■ **Extracted data entries**:

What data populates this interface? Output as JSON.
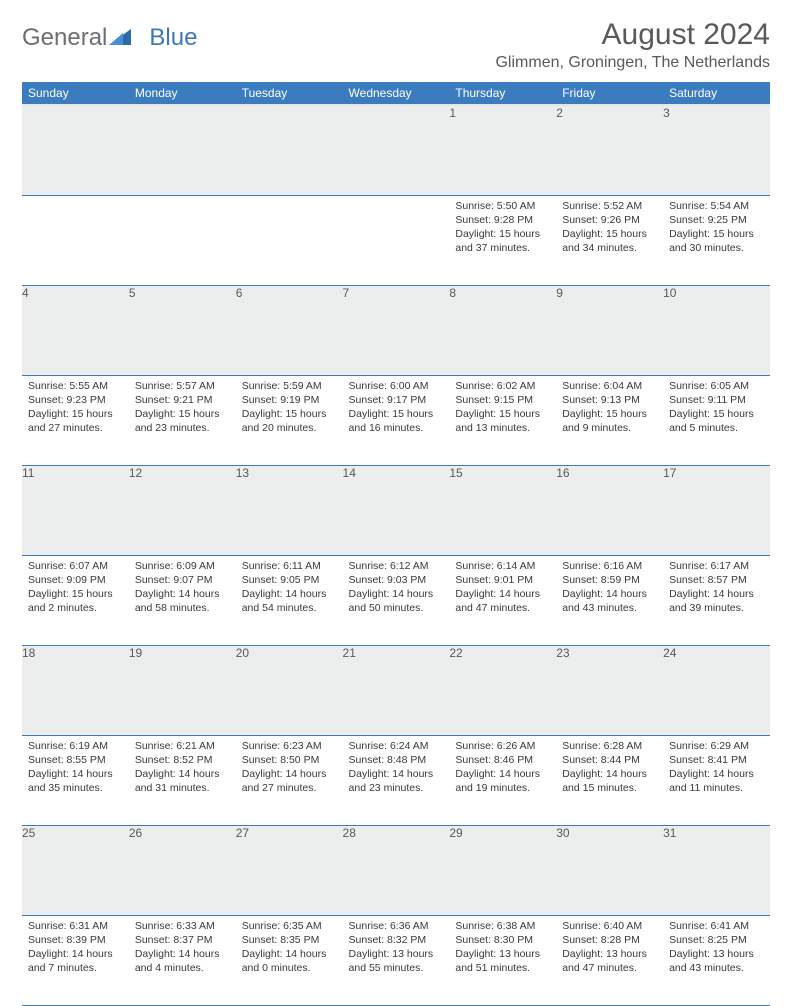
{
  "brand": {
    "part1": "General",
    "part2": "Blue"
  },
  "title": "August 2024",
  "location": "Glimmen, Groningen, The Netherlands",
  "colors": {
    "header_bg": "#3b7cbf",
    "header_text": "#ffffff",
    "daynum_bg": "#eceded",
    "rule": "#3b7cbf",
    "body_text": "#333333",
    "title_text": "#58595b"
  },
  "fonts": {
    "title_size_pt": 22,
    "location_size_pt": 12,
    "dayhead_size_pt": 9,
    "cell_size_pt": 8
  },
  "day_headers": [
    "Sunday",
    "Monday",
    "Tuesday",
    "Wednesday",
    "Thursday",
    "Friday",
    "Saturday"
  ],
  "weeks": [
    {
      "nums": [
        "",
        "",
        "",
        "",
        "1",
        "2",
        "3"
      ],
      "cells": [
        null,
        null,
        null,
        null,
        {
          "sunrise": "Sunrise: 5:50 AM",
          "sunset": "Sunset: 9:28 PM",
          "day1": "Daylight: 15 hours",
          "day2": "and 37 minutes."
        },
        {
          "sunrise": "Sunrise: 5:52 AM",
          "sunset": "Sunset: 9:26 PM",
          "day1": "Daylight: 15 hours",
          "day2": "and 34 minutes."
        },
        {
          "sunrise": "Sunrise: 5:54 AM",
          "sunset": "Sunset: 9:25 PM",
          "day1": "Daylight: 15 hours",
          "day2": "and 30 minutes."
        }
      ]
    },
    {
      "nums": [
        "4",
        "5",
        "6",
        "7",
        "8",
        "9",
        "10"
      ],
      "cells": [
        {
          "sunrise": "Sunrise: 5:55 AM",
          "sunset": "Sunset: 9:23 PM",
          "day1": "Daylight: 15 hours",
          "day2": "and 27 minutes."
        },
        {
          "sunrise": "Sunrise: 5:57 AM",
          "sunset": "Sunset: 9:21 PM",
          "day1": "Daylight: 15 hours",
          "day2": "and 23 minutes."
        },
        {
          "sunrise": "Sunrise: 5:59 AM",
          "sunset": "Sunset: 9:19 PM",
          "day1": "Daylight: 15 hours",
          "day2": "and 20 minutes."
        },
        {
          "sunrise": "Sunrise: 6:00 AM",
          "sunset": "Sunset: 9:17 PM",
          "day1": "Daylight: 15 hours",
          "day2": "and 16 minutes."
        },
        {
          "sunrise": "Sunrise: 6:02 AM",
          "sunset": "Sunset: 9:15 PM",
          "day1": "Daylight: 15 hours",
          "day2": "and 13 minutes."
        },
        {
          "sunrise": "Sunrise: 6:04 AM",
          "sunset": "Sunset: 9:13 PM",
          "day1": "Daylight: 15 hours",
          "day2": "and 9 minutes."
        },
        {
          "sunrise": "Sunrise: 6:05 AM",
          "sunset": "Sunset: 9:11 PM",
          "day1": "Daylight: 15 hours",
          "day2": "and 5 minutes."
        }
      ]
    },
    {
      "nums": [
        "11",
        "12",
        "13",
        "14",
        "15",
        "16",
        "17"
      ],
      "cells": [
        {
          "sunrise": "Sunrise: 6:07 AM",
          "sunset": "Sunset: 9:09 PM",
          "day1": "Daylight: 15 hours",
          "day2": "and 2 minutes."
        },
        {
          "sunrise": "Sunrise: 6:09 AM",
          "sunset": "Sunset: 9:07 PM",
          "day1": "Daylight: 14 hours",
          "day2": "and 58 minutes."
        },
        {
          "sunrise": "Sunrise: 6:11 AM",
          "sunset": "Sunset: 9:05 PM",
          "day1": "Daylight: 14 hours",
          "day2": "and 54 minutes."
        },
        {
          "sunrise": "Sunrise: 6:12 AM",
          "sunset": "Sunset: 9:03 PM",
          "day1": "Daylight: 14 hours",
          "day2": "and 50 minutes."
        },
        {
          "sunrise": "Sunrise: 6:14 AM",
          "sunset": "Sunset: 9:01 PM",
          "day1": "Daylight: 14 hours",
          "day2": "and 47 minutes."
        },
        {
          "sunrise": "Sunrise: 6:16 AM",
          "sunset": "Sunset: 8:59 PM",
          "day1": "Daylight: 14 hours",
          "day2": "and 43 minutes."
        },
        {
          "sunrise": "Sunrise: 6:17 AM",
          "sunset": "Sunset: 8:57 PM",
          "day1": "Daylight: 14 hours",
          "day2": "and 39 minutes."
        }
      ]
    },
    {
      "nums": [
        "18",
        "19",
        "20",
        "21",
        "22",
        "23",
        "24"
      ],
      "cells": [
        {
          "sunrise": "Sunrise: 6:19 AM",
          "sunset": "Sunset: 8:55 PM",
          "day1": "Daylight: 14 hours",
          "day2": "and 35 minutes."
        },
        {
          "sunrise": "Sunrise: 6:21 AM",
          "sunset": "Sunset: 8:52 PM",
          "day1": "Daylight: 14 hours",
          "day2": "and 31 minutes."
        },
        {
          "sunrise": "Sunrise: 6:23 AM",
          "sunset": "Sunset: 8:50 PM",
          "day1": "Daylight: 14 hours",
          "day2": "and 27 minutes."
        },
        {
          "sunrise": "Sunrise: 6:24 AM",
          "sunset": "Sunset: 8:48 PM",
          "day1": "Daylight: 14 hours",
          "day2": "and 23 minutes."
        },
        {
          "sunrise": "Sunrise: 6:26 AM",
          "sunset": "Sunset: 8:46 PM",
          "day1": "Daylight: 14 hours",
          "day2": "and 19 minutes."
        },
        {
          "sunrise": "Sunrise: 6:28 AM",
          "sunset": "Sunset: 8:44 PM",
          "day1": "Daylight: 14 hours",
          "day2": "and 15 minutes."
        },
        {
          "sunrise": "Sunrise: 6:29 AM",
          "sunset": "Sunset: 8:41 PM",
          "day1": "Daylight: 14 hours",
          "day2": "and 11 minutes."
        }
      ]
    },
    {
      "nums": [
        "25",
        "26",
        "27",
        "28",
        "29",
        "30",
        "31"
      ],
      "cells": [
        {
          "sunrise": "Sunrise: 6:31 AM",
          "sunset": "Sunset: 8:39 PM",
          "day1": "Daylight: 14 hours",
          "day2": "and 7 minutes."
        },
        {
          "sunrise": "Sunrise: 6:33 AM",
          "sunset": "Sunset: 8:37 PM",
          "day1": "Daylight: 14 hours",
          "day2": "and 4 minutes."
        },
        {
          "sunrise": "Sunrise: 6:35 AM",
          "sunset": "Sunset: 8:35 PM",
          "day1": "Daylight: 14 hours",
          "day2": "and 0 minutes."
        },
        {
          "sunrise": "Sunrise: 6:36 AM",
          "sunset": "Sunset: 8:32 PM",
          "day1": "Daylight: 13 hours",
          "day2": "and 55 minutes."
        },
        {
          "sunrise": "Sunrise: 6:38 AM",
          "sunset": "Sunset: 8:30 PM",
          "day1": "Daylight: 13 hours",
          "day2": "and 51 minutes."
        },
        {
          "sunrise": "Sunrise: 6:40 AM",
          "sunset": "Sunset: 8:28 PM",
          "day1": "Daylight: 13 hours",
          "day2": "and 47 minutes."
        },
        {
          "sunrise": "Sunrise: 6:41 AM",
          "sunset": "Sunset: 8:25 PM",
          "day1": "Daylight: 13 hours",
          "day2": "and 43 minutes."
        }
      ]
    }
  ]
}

■ **Goal of the exercise**: Reproduce the full listing above verbatim, with no pictures included.

■ **The response**:
What data populates this interface? Output as JSON.
{
  "brand": {
    "part1": "General",
    "part2": "Blue"
  },
  "title": "August 2024",
  "location": "Glimmen, Groningen, The Netherlands",
  "colors": {
    "header_bg": "#3b7cbf",
    "header_text": "#ffffff",
    "daynum_bg": "#eceded",
    "rule": "#3b7cbf",
    "body_text": "#333333",
    "title_text": "#58595b"
  },
  "fonts": {
    "title_size_pt": 22,
    "location_size_pt": 12,
    "dayhead_size_pt": 9,
    "cell_size_pt": 8
  },
  "day_headers": [
    "Sunday",
    "Monday",
    "Tuesday",
    "Wednesday",
    "Thursday",
    "Friday",
    "Saturday"
  ],
  "weeks": [
    {
      "nums": [
        "",
        "",
        "",
        "",
        "1",
        "2",
        "3"
      ],
      "cells": [
        null,
        null,
        null,
        null,
        {
          "sunrise": "Sunrise: 5:50 AM",
          "sunset": "Sunset: 9:28 PM",
          "day1": "Daylight: 15 hours",
          "day2": "and 37 minutes."
        },
        {
          "sunrise": "Sunrise: 5:52 AM",
          "sunset": "Sunset: 9:26 PM",
          "day1": "Daylight: 15 hours",
          "day2": "and 34 minutes."
        },
        {
          "sunrise": "Sunrise: 5:54 AM",
          "sunset": "Sunset: 9:25 PM",
          "day1": "Daylight: 15 hours",
          "day2": "and 30 minutes."
        }
      ]
    },
    {
      "nums": [
        "4",
        "5",
        "6",
        "7",
        "8",
        "9",
        "10"
      ],
      "cells": [
        {
          "sunrise": "Sunrise: 5:55 AM",
          "sunset": "Sunset: 9:23 PM",
          "day1": "Daylight: 15 hours",
          "day2": "and 27 minutes."
        },
        {
          "sunrise": "Sunrise: 5:57 AM",
          "sunset": "Sunset: 9:21 PM",
          "day1": "Daylight: 15 hours",
          "day2": "and 23 minutes."
        },
        {
          "sunrise": "Sunrise: 5:59 AM",
          "sunset": "Sunset: 9:19 PM",
          "day1": "Daylight: 15 hours",
          "day2": "and 20 minutes."
        },
        {
          "sunrise": "Sunrise: 6:00 AM",
          "sunset": "Sunset: 9:17 PM",
          "day1": "Daylight: 15 hours",
          "day2": "and 16 minutes."
        },
        {
          "sunrise": "Sunrise: 6:02 AM",
          "sunset": "Sunset: 9:15 PM",
          "day1": "Daylight: 15 hours",
          "day2": "and 13 minutes."
        },
        {
          "sunrise": "Sunrise: 6:04 AM",
          "sunset": "Sunset: 9:13 PM",
          "day1": "Daylight: 15 hours",
          "day2": "and 9 minutes."
        },
        {
          "sunrise": "Sunrise: 6:05 AM",
          "sunset": "Sunset: 9:11 PM",
          "day1": "Daylight: 15 hours",
          "day2": "and 5 minutes."
        }
      ]
    },
    {
      "nums": [
        "11",
        "12",
        "13",
        "14",
        "15",
        "16",
        "17"
      ],
      "cells": [
        {
          "sunrise": "Sunrise: 6:07 AM",
          "sunset": "Sunset: 9:09 PM",
          "day1": "Daylight: 15 hours",
          "day2": "and 2 minutes."
        },
        {
          "sunrise": "Sunrise: 6:09 AM",
          "sunset": "Sunset: 9:07 PM",
          "day1": "Daylight: 14 hours",
          "day2": "and 58 minutes."
        },
        {
          "sunrise": "Sunrise: 6:11 AM",
          "sunset": "Sunset: 9:05 PM",
          "day1": "Daylight: 14 hours",
          "day2": "and 54 minutes."
        },
        {
          "sunrise": "Sunrise: 6:12 AM",
          "sunset": "Sunset: 9:03 PM",
          "day1": "Daylight: 14 hours",
          "day2": "and 50 minutes."
        },
        {
          "sunrise": "Sunrise: 6:14 AM",
          "sunset": "Sunset: 9:01 PM",
          "day1": "Daylight: 14 hours",
          "day2": "and 47 minutes."
        },
        {
          "sunrise": "Sunrise: 6:16 AM",
          "sunset": "Sunset: 8:59 PM",
          "day1": "Daylight: 14 hours",
          "day2": "and 43 minutes."
        },
        {
          "sunrise": "Sunrise: 6:17 AM",
          "sunset": "Sunset: 8:57 PM",
          "day1": "Daylight: 14 hours",
          "day2": "and 39 minutes."
        }
      ]
    },
    {
      "nums": [
        "18",
        "19",
        "20",
        "21",
        "22",
        "23",
        "24"
      ],
      "cells": [
        {
          "sunrise": "Sunrise: 6:19 AM",
          "sunset": "Sunset: 8:55 PM",
          "day1": "Daylight: 14 hours",
          "day2": "and 35 minutes."
        },
        {
          "sunrise": "Sunrise: 6:21 AM",
          "sunset": "Sunset: 8:52 PM",
          "day1": "Daylight: 14 hours",
          "day2": "and 31 minutes."
        },
        {
          "sunrise": "Sunrise: 6:23 AM",
          "sunset": "Sunset: 8:50 PM",
          "day1": "Daylight: 14 hours",
          "day2": "and 27 minutes."
        },
        {
          "sunrise": "Sunrise: 6:24 AM",
          "sunset": "Sunset: 8:48 PM",
          "day1": "Daylight: 14 hours",
          "day2": "and 23 minutes."
        },
        {
          "sunrise": "Sunrise: 6:26 AM",
          "sunset": "Sunset: 8:46 PM",
          "day1": "Daylight: 14 hours",
          "day2": "and 19 minutes."
        },
        {
          "sunrise": "Sunrise: 6:28 AM",
          "sunset": "Sunset: 8:44 PM",
          "day1": "Daylight: 14 hours",
          "day2": "and 15 minutes."
        },
        {
          "sunrise": "Sunrise: 6:29 AM",
          "sunset": "Sunset: 8:41 PM",
          "day1": "Daylight: 14 hours",
          "day2": "and 11 minutes."
        }
      ]
    },
    {
      "nums": [
        "25",
        "26",
        "27",
        "28",
        "29",
        "30",
        "31"
      ],
      "cells": [
        {
          "sunrise": "Sunrise: 6:31 AM",
          "sunset": "Sunset: 8:39 PM",
          "day1": "Daylight: 14 hours",
          "day2": "and 7 minutes."
        },
        {
          "sunrise": "Sunrise: 6:33 AM",
          "sunset": "Sunset: 8:37 PM",
          "day1": "Daylight: 14 hours",
          "day2": "and 4 minutes."
        },
        {
          "sunrise": "Sunrise: 6:35 AM",
          "sunset": "Sunset: 8:35 PM",
          "day1": "Daylight: 14 hours",
          "day2": "and 0 minutes."
        },
        {
          "sunrise": "Sunrise: 6:36 AM",
          "sunset": "Sunset: 8:32 PM",
          "day1": "Daylight: 13 hours",
          "day2": "and 55 minutes."
        },
        {
          "sunrise": "Sunrise: 6:38 AM",
          "sunset": "Sunset: 8:30 PM",
          "day1": "Daylight: 13 hours",
          "day2": "and 51 minutes."
        },
        {
          "sunrise": "Sunrise: 6:40 AM",
          "sunset": "Sunset: 8:28 PM",
          "day1": "Daylight: 13 hours",
          "day2": "and 47 minutes."
        },
        {
          "sunrise": "Sunrise: 6:41 AM",
          "sunset": "Sunset: 8:25 PM",
          "day1": "Daylight: 13 hours",
          "day2": "and 43 minutes."
        }
      ]
    }
  ]
}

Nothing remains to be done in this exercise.